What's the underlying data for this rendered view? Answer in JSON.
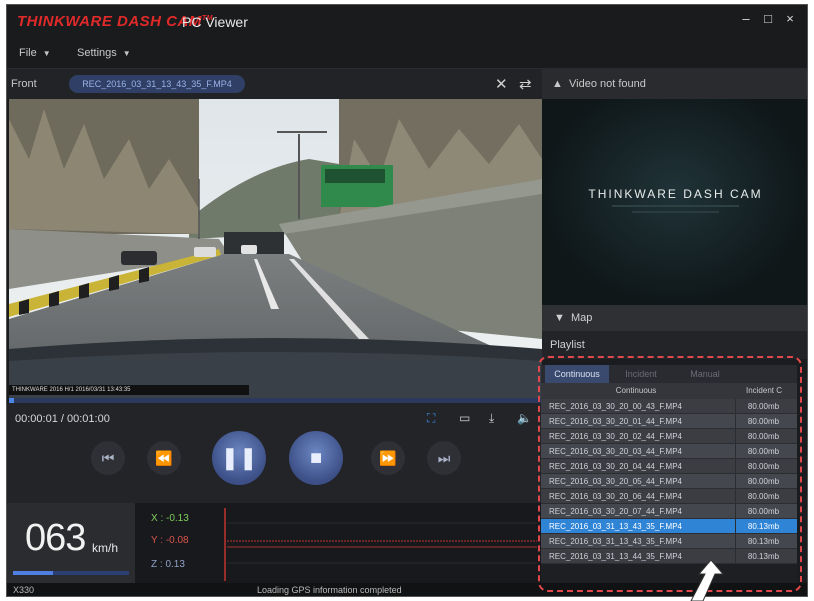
{
  "app": {
    "brand": "THINKWARE DASH CAM",
    "brand_tm": "TM",
    "product": "PC Viewer"
  },
  "window_controls": {
    "minimize": "–",
    "maximize": "□",
    "close": "×"
  },
  "menu": [
    {
      "label": "File"
    },
    {
      "label": "Settings"
    }
  ],
  "video_header": {
    "label": "Front",
    "file": "REC_2016_03_31_13_43_35_F.MP4"
  },
  "video": {
    "osd": "THINKWARE   2016   H/1   2016/03/31 13:43:35",
    "progress": 0.01
  },
  "controls": {
    "time": "00:00:01 / 00:01:00"
  },
  "speed": {
    "value": "063",
    "unit": "km/h"
  },
  "gsensor": {
    "x": "X : -0.13",
    "y": "Y : -0.08",
    "z": "Z : 0.13"
  },
  "status": {
    "left": "X330",
    "message": "Loading GPS information completed"
  },
  "right_panel": {
    "video_header": "Video not found",
    "preview_logo": "THINKWARE DASH CAM",
    "map": "Map",
    "playlist": "Playlist"
  },
  "playlist": {
    "tabs": [
      "Continuous",
      "Incident",
      "Manual",
      ""
    ],
    "columns": [
      "Continuous",
      "Incident C"
    ],
    "rows": [
      {
        "file": "REC_2016_03_30_20_00_43_F.MP4",
        "size": "80.00mb"
      },
      {
        "file": "REC_2016_03_30_20_01_44_F.MP4",
        "size": "80.00mb"
      },
      {
        "file": "REC_2016_03_30_20_02_44_F.MP4",
        "size": "80.00mb"
      },
      {
        "file": "REC_2016_03_30_20_03_44_F.MP4",
        "size": "80.00mb"
      },
      {
        "file": "REC_2016_03_30_20_04_44_F.MP4",
        "size": "80.00mb"
      },
      {
        "file": "REC_2016_03_30_20_05_44_F.MP4",
        "size": "80.00mb"
      },
      {
        "file": "REC_2016_03_30_20_06_44_F.MP4",
        "size": "80.00mb"
      },
      {
        "file": "REC_2016_03_30_20_07_44_F.MP4",
        "size": "80.00mb"
      },
      {
        "file": "REC_2016_03_31_13_43_35_F.MP4",
        "size": "80.13mb"
      },
      {
        "file": "REC_2016_03_31_13_43_35_F.MP4",
        "size": "80.13mb"
      },
      {
        "file": "REC_2016_03_31_13_44_35_F.MP4",
        "size": "80.13mb"
      }
    ],
    "selected_index": 8
  },
  "colors": {
    "brand_red": "#e02a2a",
    "accent_blue": "#2f84d6",
    "annotation_red": "#e0484b"
  }
}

◇ ◇ ◇ ◇

Return all of the entries exactly as written, but drop any pictures they hold.

§ PROBLEM SOLUTION
What's the underlying data for this rendered view? Answer in JSON.
{
  "app": {
    "brand": "THINKWARE DASH CAM",
    "brand_tm": "TM",
    "product": "PC Viewer"
  },
  "window_controls": {
    "minimize": "–",
    "maximize": "□",
    "close": "×"
  },
  "menu": [
    {
      "label": "File"
    },
    {
      "label": "Settings"
    }
  ],
  "video_header": {
    "label": "Front",
    "file": "REC_2016_03_31_13_43_35_F.MP4"
  },
  "video": {
    "osd": "THINKWARE   2016   H/1   2016/03/31 13:43:35",
    "progress": 0.01
  },
  "controls": {
    "time": "00:00:01 / 00:01:00"
  },
  "speed": {
    "value": "063",
    "unit": "km/h"
  },
  "gsensor": {
    "x": "X : -0.13",
    "y": "Y : -0.08",
    "z": "Z : 0.13"
  },
  "status": {
    "left": "X330",
    "message": "Loading GPS information completed"
  },
  "right_panel": {
    "video_header": "Video not found",
    "preview_logo": "THINKWARE DASH CAM",
    "map": "Map",
    "playlist": "Playlist"
  },
  "playlist": {
    "tabs": [
      "Continuous",
      "Incident",
      "Manual",
      ""
    ],
    "columns": [
      "Continuous",
      "Incident C"
    ],
    "rows": [
      {
        "file": "REC_2016_03_30_20_00_43_F.MP4",
        "size": "80.00mb"
      },
      {
        "file": "REC_2016_03_30_20_01_44_F.MP4",
        "size": "80.00mb"
      },
      {
        "file": "REC_2016_03_30_20_02_44_F.MP4",
        "size": "80.00mb"
      },
      {
        "file": "REC_2016_03_30_20_03_44_F.MP4",
        "size": "80.00mb"
      },
      {
        "file": "REC_2016_03_30_20_04_44_F.MP4",
        "size": "80.00mb"
      },
      {
        "file": "REC_2016_03_30_20_05_44_F.MP4",
        "size": "80.00mb"
      },
      {
        "file": "REC_2016_03_30_20_06_44_F.MP4",
        "size": "80.00mb"
      },
      {
        "file": "REC_2016_03_30_20_07_44_F.MP4",
        "size": "80.00mb"
      },
      {
        "file": "REC_2016_03_31_13_43_35_F.MP4",
        "size": "80.13mb"
      },
      {
        "file": "REC_2016_03_31_13_43_35_F.MP4",
        "size": "80.13mb"
      },
      {
        "file": "REC_2016_03_31_13_44_35_F.MP4",
        "size": "80.13mb"
      }
    ],
    "selected_index": 8
  },
  "colors": {
    "brand_red": "#e02a2a",
    "accent_blue": "#2f84d6",
    "annotation_red": "#e0484b"
  }
}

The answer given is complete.